** START **

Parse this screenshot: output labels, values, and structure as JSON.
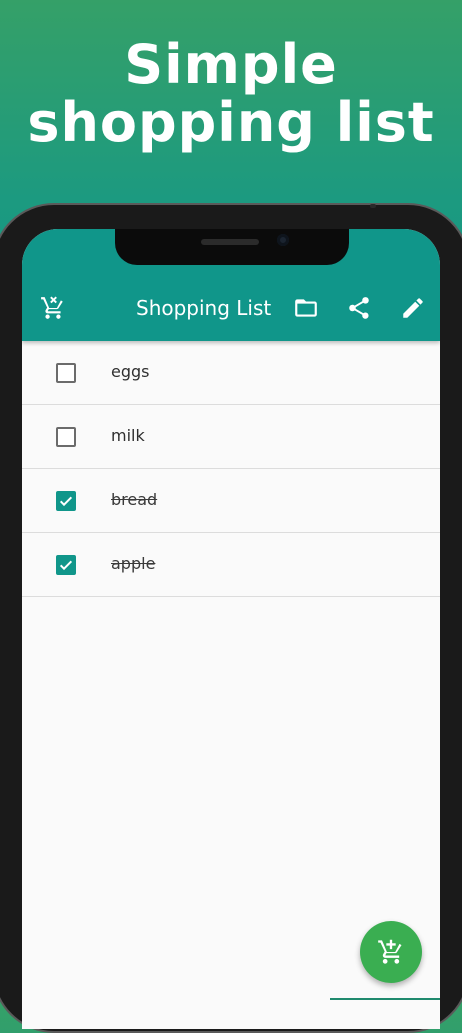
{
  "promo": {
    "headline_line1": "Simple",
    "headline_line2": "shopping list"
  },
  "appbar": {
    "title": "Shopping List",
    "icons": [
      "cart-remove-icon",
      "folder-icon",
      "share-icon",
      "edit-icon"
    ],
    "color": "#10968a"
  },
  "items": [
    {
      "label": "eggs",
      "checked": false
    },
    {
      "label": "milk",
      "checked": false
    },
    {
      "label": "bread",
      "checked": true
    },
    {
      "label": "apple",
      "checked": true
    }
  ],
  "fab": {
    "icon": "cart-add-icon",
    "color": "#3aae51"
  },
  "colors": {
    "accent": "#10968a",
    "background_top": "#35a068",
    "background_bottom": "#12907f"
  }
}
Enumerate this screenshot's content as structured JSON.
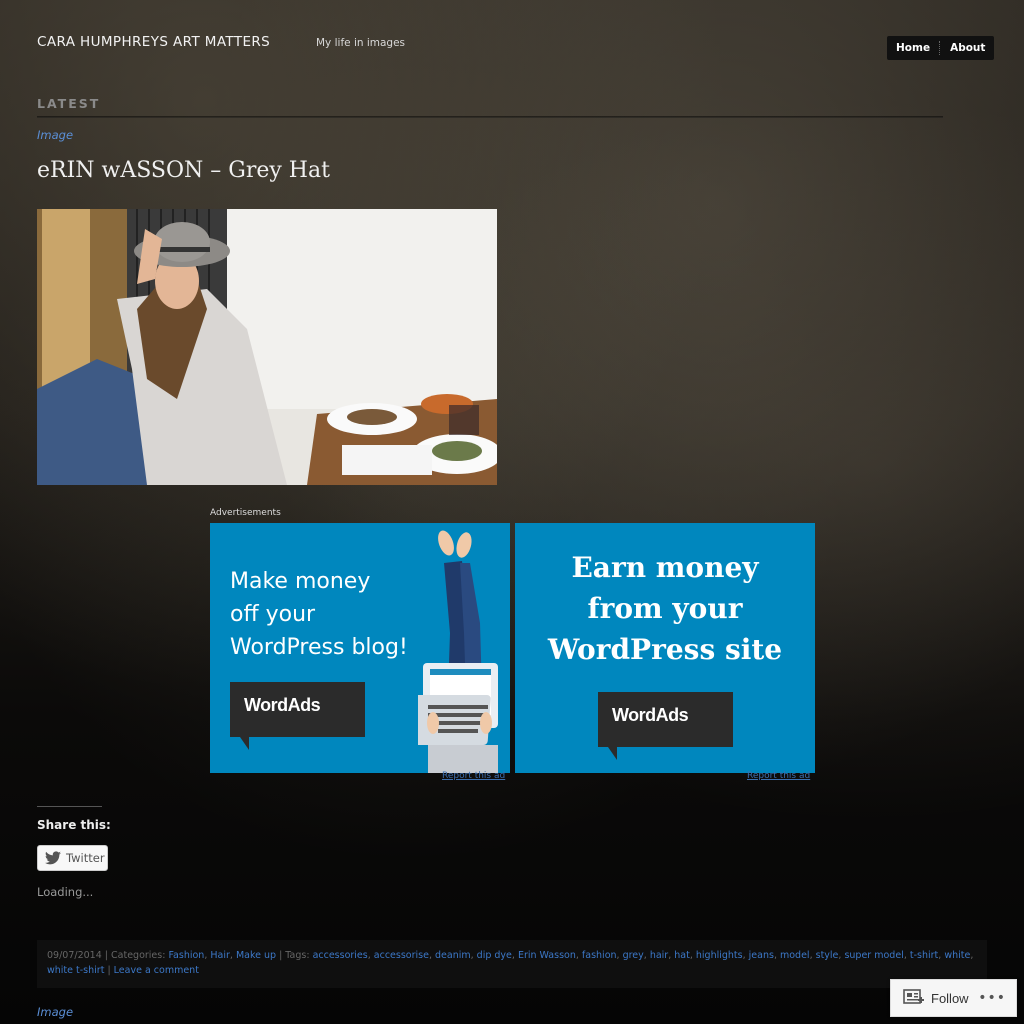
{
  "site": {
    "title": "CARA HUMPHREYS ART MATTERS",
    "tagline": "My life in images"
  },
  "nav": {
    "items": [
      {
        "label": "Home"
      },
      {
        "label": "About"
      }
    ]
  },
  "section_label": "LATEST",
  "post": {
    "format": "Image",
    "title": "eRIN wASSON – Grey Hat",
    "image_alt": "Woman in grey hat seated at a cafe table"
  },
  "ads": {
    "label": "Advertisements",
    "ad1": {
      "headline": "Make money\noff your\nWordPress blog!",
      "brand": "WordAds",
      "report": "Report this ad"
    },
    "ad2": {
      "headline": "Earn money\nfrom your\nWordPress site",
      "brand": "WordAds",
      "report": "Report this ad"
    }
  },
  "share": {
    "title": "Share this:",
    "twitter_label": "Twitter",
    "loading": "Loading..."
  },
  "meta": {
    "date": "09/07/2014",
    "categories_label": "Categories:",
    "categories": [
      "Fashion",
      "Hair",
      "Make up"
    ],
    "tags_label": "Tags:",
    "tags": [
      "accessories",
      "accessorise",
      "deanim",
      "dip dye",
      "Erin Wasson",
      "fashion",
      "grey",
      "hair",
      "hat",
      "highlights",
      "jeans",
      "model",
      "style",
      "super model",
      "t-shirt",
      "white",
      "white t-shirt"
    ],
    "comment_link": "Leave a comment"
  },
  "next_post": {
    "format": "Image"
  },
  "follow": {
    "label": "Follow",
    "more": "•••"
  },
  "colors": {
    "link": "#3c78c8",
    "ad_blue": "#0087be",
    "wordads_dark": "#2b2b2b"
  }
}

** END **

WHAT YOU HAVE TO DO: Reproduce the material in full, word for word, and omit the pictures.

OUTPUT OF THE TASK:
Parse this screenshot: output labels, values, and structure as JSON.
{
  "promo": {
    "headline_line1": "Simple",
    "headline_line2": "shopping list"
  },
  "appbar": {
    "title": "Shopping List",
    "icons": [
      "cart-remove-icon",
      "folder-icon",
      "share-icon",
      "edit-icon"
    ],
    "color": "#10968a"
  },
  "items": [
    {
      "label": "eggs",
      "checked": false
    },
    {
      "label": "milk",
      "checked": false
    },
    {
      "label": "bread",
      "checked": true
    },
    {
      "label": "apple",
      "checked": true
    }
  ],
  "fab": {
    "icon": "cart-add-icon",
    "color": "#3aae51"
  },
  "colors": {
    "accent": "#10968a",
    "background_top": "#35a068",
    "background_bottom": "#12907f"
  }
}
Enumerate this screenshot's content as structured JSON.
{
  "site": {
    "title": "CARA HUMPHREYS ART MATTERS",
    "tagline": "My life in images"
  },
  "nav": {
    "items": [
      {
        "label": "Home"
      },
      {
        "label": "About"
      }
    ]
  },
  "section_label": "LATEST",
  "post": {
    "format": "Image",
    "title": "eRIN wASSON – Grey Hat",
    "image_alt": "Woman in grey hat seated at a cafe table"
  },
  "ads": {
    "label": "Advertisements",
    "ad1": {
      "headline": "Make money\noff your\nWordPress blog!",
      "brand": "WordAds",
      "report": "Report this ad"
    },
    "ad2": {
      "headline": "Earn money\nfrom your\nWordPress site",
      "brand": "WordAds",
      "report": "Report this ad"
    }
  },
  "share": {
    "title": "Share this:",
    "twitter_label": "Twitter",
    "loading": "Loading..."
  },
  "meta": {
    "date": "09/07/2014",
    "categories_label": "Categories:",
    "categories": [
      "Fashion",
      "Hair",
      "Make up"
    ],
    "tags_label": "Tags:",
    "tags": [
      "accessories",
      "accessorise",
      "deanim",
      "dip dye",
      "Erin Wasson",
      "fashion",
      "grey",
      "hair",
      "hat",
      "highlights",
      "jeans",
      "model",
      "style",
      "super model",
      "t-shirt",
      "white",
      "white t-shirt"
    ],
    "comment_link": "Leave a comment"
  },
  "next_post": {
    "format": "Image"
  },
  "follow": {
    "label": "Follow",
    "more": "•••"
  },
  "colors": {
    "link": "#3c78c8",
    "ad_blue": "#0087be",
    "wordads_dark": "#2b2b2b"
  }
}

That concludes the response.